Written problem →
In the entries below, find every line holding the string "Température" and collect it.
-------- Task inputs --------
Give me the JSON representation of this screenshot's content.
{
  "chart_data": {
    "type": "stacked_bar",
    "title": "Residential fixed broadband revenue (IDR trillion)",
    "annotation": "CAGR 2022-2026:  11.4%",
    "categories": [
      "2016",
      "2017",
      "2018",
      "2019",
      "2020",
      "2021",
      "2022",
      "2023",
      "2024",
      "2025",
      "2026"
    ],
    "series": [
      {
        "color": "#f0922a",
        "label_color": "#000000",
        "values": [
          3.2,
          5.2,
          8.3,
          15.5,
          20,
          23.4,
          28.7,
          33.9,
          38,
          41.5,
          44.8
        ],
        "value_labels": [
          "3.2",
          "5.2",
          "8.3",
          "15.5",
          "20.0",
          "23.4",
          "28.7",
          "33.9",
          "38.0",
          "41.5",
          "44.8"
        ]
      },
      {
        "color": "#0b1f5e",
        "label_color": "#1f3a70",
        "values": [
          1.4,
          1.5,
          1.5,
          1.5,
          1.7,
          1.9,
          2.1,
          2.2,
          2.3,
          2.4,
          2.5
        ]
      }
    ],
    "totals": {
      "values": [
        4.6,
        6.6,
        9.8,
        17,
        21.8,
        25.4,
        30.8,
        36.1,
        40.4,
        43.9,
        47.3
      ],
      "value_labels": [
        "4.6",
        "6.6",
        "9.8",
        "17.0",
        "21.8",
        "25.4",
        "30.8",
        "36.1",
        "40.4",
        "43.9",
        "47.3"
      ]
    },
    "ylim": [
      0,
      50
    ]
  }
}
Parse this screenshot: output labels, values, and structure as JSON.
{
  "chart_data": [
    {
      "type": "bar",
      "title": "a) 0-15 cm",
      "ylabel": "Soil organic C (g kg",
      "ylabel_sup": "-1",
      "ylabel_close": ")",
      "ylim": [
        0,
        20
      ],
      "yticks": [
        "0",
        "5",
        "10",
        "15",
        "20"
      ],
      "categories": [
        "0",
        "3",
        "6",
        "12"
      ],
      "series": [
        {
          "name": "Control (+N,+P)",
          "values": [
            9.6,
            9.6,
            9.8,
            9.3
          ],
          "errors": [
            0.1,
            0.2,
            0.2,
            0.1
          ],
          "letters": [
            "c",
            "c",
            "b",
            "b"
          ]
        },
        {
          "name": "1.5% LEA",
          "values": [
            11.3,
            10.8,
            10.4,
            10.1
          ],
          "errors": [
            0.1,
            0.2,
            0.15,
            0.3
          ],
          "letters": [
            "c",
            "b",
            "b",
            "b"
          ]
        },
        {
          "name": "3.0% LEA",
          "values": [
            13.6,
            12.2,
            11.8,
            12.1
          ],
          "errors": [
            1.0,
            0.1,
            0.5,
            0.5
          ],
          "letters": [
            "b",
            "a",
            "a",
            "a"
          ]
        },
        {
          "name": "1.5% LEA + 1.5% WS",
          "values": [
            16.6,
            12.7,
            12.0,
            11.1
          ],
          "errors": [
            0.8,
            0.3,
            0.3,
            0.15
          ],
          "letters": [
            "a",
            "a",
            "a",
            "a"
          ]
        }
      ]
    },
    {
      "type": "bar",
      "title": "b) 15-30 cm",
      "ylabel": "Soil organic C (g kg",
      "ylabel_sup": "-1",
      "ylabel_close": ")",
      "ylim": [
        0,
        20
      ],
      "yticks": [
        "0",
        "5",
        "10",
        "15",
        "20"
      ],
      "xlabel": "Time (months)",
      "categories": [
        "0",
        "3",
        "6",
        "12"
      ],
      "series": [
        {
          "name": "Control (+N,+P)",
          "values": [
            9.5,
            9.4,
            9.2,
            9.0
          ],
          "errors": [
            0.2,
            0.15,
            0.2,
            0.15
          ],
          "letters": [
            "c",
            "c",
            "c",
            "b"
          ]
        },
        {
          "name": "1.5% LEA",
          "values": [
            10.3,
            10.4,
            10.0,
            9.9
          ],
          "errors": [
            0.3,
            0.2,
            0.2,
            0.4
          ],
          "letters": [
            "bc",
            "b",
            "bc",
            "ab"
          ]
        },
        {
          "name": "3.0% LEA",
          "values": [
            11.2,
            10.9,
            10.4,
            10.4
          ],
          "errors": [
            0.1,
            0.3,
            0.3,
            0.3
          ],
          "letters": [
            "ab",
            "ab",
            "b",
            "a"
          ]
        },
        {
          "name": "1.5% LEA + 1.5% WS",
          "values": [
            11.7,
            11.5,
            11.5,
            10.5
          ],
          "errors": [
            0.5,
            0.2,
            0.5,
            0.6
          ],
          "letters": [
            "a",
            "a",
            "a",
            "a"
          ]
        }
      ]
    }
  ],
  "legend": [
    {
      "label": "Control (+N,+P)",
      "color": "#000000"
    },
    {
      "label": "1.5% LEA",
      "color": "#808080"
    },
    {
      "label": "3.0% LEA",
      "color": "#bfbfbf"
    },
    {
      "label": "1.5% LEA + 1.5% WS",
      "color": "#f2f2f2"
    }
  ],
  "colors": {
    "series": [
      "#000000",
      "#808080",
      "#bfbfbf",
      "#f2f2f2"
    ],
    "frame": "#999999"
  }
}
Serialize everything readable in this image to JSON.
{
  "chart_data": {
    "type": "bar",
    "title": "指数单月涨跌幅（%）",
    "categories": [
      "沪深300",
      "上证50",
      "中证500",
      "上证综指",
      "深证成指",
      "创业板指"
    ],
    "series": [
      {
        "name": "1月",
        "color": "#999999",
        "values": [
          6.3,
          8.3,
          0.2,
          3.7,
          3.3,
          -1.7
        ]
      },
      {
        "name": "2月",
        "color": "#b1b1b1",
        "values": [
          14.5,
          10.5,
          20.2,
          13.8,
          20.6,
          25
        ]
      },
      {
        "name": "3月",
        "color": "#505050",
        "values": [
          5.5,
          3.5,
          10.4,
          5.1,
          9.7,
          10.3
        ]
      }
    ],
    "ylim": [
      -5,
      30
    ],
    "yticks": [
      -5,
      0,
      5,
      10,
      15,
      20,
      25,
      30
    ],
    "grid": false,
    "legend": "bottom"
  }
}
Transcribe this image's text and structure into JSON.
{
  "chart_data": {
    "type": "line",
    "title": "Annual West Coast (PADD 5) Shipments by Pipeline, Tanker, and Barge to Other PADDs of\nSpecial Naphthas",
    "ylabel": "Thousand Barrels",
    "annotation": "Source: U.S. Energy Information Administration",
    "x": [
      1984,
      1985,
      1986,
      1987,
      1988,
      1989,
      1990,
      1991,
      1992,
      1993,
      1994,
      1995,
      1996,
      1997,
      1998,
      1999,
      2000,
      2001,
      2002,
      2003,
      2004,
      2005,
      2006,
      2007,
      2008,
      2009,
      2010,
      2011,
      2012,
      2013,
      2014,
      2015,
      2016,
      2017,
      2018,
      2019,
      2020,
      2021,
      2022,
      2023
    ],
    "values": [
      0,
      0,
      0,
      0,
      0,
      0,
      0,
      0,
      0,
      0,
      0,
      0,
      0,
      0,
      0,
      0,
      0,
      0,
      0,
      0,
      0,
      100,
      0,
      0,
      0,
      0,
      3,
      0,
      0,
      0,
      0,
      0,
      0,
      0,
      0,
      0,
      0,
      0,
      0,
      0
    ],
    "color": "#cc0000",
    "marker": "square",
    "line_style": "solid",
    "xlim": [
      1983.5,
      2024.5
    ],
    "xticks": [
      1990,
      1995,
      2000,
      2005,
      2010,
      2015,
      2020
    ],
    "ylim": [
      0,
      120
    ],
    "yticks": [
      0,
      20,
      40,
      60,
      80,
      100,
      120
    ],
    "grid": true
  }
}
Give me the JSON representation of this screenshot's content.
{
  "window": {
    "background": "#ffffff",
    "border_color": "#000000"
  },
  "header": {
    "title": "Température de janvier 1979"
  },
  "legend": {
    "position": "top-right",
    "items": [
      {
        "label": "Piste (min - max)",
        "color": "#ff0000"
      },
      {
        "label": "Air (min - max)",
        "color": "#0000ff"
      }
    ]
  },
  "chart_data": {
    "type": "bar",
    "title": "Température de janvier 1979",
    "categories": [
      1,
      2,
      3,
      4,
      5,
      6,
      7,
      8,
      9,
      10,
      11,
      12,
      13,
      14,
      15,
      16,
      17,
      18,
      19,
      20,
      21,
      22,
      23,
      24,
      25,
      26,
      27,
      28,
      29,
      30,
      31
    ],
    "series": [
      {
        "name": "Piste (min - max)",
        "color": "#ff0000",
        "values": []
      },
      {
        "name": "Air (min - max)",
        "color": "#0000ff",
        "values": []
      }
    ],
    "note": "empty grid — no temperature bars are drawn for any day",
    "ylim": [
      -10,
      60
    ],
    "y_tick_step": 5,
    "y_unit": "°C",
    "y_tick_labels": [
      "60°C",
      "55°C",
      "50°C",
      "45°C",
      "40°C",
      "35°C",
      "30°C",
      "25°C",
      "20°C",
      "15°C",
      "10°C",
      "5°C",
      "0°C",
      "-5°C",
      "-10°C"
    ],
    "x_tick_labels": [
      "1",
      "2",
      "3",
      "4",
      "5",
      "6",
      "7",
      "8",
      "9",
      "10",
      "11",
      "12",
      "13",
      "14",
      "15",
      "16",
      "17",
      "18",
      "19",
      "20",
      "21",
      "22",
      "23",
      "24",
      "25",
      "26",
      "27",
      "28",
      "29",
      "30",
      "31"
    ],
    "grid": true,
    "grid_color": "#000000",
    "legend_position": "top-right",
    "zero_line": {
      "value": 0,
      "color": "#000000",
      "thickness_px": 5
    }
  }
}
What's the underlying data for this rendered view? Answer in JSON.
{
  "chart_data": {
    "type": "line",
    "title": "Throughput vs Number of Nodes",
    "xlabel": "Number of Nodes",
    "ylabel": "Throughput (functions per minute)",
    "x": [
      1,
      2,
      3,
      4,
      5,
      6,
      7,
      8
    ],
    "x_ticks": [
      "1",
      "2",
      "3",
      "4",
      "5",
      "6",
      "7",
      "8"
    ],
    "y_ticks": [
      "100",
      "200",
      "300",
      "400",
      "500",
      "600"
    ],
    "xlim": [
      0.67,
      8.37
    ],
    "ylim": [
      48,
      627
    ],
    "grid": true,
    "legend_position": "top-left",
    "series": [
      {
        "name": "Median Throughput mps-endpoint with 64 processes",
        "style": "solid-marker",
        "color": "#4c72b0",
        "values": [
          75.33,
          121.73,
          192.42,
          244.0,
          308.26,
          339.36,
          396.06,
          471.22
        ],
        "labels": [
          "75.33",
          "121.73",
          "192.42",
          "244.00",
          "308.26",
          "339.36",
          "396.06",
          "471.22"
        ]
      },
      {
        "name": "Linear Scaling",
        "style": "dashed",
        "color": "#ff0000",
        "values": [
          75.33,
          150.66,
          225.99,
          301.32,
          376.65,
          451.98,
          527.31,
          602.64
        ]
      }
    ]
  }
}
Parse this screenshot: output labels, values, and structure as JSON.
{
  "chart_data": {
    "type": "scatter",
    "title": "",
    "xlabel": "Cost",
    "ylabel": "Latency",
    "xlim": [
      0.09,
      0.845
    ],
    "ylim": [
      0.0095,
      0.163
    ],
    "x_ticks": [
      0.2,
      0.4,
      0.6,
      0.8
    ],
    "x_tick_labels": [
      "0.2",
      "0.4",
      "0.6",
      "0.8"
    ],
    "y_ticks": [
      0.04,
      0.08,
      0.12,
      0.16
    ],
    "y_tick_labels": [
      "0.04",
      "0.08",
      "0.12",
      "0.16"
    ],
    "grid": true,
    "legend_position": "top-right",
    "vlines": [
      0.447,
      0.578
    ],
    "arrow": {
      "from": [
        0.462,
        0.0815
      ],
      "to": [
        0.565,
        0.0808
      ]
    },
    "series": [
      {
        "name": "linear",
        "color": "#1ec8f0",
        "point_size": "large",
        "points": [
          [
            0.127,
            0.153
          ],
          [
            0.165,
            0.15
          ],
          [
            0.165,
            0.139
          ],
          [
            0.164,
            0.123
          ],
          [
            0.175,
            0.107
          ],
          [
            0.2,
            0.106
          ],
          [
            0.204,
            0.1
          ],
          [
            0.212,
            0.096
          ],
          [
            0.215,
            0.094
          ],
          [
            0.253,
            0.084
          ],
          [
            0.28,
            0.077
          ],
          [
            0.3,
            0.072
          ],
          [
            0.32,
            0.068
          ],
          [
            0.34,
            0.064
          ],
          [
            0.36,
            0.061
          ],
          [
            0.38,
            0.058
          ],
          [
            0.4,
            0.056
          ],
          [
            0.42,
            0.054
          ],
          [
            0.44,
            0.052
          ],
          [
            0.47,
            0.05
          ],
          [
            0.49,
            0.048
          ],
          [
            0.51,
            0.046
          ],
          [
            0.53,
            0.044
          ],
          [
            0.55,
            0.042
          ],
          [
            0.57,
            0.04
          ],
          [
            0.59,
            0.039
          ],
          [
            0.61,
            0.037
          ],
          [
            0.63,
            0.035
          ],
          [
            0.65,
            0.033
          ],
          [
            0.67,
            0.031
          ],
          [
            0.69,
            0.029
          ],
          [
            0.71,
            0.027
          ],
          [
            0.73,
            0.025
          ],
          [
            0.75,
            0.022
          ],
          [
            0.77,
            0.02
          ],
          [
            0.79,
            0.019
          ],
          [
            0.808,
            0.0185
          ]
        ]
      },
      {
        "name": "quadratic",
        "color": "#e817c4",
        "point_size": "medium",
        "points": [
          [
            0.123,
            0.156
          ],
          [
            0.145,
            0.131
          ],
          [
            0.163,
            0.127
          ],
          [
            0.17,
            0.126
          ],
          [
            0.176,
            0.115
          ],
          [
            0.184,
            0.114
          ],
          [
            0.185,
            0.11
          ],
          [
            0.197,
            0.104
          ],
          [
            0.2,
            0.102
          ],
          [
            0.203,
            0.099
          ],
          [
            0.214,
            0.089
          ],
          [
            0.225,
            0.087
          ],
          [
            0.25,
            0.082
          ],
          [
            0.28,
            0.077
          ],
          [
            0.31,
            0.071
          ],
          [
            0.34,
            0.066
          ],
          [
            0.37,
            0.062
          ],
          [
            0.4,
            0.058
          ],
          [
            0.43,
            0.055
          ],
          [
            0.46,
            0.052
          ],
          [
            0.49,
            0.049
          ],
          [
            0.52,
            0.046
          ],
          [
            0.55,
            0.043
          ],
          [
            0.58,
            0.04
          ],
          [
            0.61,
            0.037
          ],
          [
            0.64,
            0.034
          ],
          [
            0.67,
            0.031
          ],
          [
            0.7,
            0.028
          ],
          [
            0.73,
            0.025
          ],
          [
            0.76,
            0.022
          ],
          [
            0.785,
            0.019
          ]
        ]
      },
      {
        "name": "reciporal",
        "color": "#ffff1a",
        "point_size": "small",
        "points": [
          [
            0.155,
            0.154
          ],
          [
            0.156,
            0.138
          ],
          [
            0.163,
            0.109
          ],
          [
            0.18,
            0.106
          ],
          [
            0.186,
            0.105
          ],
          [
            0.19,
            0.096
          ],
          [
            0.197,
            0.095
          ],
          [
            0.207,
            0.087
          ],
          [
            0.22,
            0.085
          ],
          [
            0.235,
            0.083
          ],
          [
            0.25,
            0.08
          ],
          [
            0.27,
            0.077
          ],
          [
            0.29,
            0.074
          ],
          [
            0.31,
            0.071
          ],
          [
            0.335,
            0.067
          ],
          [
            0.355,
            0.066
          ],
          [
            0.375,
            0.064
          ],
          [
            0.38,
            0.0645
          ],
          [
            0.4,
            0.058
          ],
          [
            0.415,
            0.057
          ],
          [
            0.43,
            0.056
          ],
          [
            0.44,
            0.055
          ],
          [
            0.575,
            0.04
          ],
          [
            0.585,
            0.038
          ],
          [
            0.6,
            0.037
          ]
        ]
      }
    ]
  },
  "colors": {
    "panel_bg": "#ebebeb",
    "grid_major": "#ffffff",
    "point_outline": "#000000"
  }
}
--------
The response →
    "title": "Température de janvier 1979"
    "title": "Température de janvier 1979",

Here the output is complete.